* start RECORDS FOR THIS TASK *
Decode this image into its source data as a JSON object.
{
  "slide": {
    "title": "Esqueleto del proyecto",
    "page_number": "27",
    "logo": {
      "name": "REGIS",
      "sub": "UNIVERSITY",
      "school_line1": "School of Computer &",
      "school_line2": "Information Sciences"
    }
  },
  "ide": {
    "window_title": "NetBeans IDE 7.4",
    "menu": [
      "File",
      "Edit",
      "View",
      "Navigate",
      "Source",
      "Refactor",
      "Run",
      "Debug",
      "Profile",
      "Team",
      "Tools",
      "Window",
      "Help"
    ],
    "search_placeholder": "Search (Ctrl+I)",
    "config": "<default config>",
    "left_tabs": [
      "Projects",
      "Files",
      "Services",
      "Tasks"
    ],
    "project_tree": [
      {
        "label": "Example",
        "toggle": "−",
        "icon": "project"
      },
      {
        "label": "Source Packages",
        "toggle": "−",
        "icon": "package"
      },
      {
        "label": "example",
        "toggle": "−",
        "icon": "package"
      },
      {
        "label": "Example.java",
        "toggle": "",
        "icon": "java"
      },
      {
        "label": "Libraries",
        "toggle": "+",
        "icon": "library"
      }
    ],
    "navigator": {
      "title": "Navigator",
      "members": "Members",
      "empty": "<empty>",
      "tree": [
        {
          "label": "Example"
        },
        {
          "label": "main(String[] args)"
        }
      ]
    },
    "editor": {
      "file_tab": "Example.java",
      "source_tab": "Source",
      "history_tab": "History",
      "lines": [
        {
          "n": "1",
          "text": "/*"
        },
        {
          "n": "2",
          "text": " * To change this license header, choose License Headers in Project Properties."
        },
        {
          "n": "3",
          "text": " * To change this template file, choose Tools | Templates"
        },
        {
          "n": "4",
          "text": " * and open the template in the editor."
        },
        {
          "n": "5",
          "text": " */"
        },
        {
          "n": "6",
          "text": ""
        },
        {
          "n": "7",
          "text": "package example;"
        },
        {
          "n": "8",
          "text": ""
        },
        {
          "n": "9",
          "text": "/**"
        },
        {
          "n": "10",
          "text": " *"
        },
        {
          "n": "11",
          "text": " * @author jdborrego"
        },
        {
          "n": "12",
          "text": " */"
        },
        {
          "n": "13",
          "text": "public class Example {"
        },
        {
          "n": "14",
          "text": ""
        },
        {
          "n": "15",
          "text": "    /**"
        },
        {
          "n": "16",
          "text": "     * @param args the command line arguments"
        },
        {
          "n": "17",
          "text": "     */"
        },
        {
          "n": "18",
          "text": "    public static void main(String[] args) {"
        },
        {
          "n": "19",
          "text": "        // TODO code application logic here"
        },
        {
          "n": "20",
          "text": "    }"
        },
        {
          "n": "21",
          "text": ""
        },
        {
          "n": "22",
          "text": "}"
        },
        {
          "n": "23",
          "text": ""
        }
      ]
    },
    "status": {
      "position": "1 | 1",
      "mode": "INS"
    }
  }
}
* end RECORDS FOR THIS TASK *
> GIVEN REQUEST
Copy out every line from the records that has the word "java".

> WRITTEN REPLY
        "label": "Example.java",
        "icon": "java"
      "file_tab": "Example.java",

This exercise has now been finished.